PROVIDED RECORDS |
|---|

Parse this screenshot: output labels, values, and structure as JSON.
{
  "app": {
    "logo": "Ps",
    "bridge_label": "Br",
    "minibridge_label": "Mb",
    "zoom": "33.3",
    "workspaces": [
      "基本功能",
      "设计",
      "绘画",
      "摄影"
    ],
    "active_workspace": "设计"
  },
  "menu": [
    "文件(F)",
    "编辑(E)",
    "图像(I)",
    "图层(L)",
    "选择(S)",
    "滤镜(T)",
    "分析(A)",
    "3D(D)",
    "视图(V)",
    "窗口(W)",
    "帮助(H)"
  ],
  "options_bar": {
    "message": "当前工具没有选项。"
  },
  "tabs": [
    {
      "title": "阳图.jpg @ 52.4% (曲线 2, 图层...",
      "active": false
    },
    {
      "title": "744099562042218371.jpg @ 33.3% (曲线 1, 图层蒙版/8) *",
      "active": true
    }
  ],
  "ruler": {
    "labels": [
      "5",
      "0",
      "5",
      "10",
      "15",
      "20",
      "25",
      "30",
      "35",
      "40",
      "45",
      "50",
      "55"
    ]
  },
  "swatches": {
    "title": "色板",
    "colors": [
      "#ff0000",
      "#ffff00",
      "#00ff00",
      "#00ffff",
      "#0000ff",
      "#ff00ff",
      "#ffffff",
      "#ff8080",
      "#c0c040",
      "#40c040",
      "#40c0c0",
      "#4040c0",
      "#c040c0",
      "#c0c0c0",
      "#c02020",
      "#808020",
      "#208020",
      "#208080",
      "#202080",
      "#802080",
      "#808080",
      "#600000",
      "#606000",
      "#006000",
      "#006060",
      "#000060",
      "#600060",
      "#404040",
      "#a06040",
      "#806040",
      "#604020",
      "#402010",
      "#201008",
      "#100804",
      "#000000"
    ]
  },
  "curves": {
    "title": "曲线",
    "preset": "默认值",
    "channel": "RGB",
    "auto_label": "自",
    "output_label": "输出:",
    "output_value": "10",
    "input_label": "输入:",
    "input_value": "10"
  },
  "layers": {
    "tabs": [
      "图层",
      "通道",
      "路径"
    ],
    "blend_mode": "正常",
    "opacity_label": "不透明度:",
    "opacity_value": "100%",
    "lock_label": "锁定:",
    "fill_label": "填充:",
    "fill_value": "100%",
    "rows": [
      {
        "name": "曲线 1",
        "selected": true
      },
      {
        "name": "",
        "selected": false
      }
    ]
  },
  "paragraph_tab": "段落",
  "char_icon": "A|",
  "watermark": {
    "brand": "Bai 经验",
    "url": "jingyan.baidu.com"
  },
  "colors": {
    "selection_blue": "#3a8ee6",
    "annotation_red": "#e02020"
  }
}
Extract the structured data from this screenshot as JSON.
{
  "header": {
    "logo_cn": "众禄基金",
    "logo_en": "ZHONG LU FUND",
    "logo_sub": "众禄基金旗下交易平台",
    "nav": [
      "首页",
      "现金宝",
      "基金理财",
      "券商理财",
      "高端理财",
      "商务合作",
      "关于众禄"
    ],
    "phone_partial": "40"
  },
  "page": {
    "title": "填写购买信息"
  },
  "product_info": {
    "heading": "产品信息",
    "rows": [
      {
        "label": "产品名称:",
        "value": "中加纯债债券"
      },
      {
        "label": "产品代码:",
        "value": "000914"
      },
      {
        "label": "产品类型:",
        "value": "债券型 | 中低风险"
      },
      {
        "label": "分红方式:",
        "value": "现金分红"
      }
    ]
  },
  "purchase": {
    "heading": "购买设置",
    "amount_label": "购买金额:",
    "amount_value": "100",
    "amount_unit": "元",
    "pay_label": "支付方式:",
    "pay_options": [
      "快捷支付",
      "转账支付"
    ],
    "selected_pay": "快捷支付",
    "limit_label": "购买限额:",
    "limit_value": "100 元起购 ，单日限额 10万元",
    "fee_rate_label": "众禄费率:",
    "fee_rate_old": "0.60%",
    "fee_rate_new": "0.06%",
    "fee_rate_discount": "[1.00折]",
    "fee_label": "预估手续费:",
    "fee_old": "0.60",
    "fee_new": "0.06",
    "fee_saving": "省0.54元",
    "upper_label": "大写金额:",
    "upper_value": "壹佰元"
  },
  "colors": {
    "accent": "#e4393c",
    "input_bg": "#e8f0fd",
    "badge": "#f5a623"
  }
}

|---|

PROBLEM | In this exercise, repeat all entries exactly.

FINISHED ANSWER |
Parse this screenshot: output labels, values, and structure as JSON.
{
  "app": {
    "logo": "Ps",
    "bridge_label": "Br",
    "minibridge_label": "Mb",
    "zoom": "33.3",
    "workspaces": [
      "基本功能",
      "设计",
      "绘画",
      "摄影"
    ],
    "active_workspace": "设计"
  },
  "menu": [
    "文件(F)",
    "编辑(E)",
    "图像(I)",
    "图层(L)",
    "选择(S)",
    "滤镜(T)",
    "分析(A)",
    "3D(D)",
    "视图(V)",
    "窗口(W)",
    "帮助(H)"
  ],
  "options_bar": {
    "message": "当前工具没有选项。"
  },
  "tabs": [
    {
      "title": "阳图.jpg @ 52.4% (曲线 2, 图层...",
      "active": false
    },
    {
      "title": "744099562042218371.jpg @ 33.3% (曲线 1, 图层蒙版/8) *",
      "active": true
    }
  ],
  "ruler": {
    "labels": [
      "5",
      "0",
      "5",
      "10",
      "15",
      "20",
      "25",
      "30",
      "35",
      "40",
      "45",
      "50",
      "55"
    ]
  },
  "swatches": {
    "title": "色板",
    "colors": [
      "#ff0000",
      "#ffff00",
      "#00ff00",
      "#00ffff",
      "#0000ff",
      "#ff00ff",
      "#ffffff",
      "#ff8080",
      "#c0c040",
      "#40c040",
      "#40c0c0",
      "#4040c0",
      "#c040c0",
      "#c0c0c0",
      "#c02020",
      "#808020",
      "#208020",
      "#208080",
      "#202080",
      "#802080",
      "#808080",
      "#600000",
      "#606000",
      "#006000",
      "#006060",
      "#000060",
      "#600060",
      "#404040",
      "#a06040",
      "#806040",
      "#604020",
      "#402010",
      "#201008",
      "#100804",
      "#000000"
    ]
  },
  "curves": {
    "title": "曲线",
    "preset": "默认值",
    "channel": "RGB",
    "auto_label": "自",
    "output_label": "输出:",
    "output_value": "10",
    "input_label": "输入:",
    "input_value": "10"
  },
  "layers": {
    "tabs": [
      "图层",
      "通道",
      "路径"
    ],
    "blend_mode": "正常",
    "opacity_label": "不透明度:",
    "opacity_value": "100%",
    "lock_label": "锁定:",
    "fill_label": "填充:",
    "fill_value": "100%",
    "rows": [
      {
        "name": "曲线 1",
        "selected": true
      },
      {
        "name": "",
        "selected": false
      }
    ]
  },
  "paragraph_tab": "段落",
  "char_icon": "A|",
  "watermark": {
    "brand": "Bai 经验",
    "url": "jingyan.baidu.com"
  },
  "colors": {
    "selection_blue": "#3a8ee6",
    "annotation_red": "#e02020"
  }
}
Extract the structured data from this screenshot as JSON.
{
  "header": {
    "logo_cn": "众禄基金",
    "logo_en": "ZHONG LU FUND",
    "logo_sub": "众禄基金旗下交易平台",
    "nav": [
      "首页",
      "现金宝",
      "基金理财",
      "券商理财",
      "高端理财",
      "商务合作",
      "关于众禄"
    ],
    "phone_partial": "40"
  },
  "page": {
    "title": "填写购买信息"
  },
  "product_info": {
    "heading": "产品信息",
    "rows": [
      {
        "label": "产品名称:",
        "value": "中加纯债债券"
      },
      {
        "label": "产品代码:",
        "value": "000914"
      },
      {
        "label": "产品类型:",
        "value": "债券型 | 中低风险"
      },
      {
        "label": "分红方式:",
        "value": "现金分红"
      }
    ]
  },
  "purchase": {
    "heading": "购买设置",
    "amount_label": "购买金额:",
    "amount_value": "100",
    "amount_unit": "元",
    "pay_label": "支付方式:",
    "pay_options": [
      "快捷支付",
      "转账支付"
    ],
    "selected_pay": "快捷支付",
    "limit_label": "购买限额:",
    "limit_value": "100 元起购 ，单日限额 10万元",
    "fee_rate_label": "众禄费率:",
    "fee_rate_old": "0.60%",
    "fee_rate_new": "0.06%",
    "fee_rate_discount": "[1.00折]",
    "fee_label": "预估手续费:",
    "fee_old": "0.60",
    "fee_new": "0.06",
    "fee_saving": "省0.54元",
    "upper_label": "大写金额:",
    "upper_value": "壹佰元"
  },
  "colors": {
    "accent": "#e4393c",
    "input_bg": "#e8f0fd",
    "badge": "#f5a623"
  }
}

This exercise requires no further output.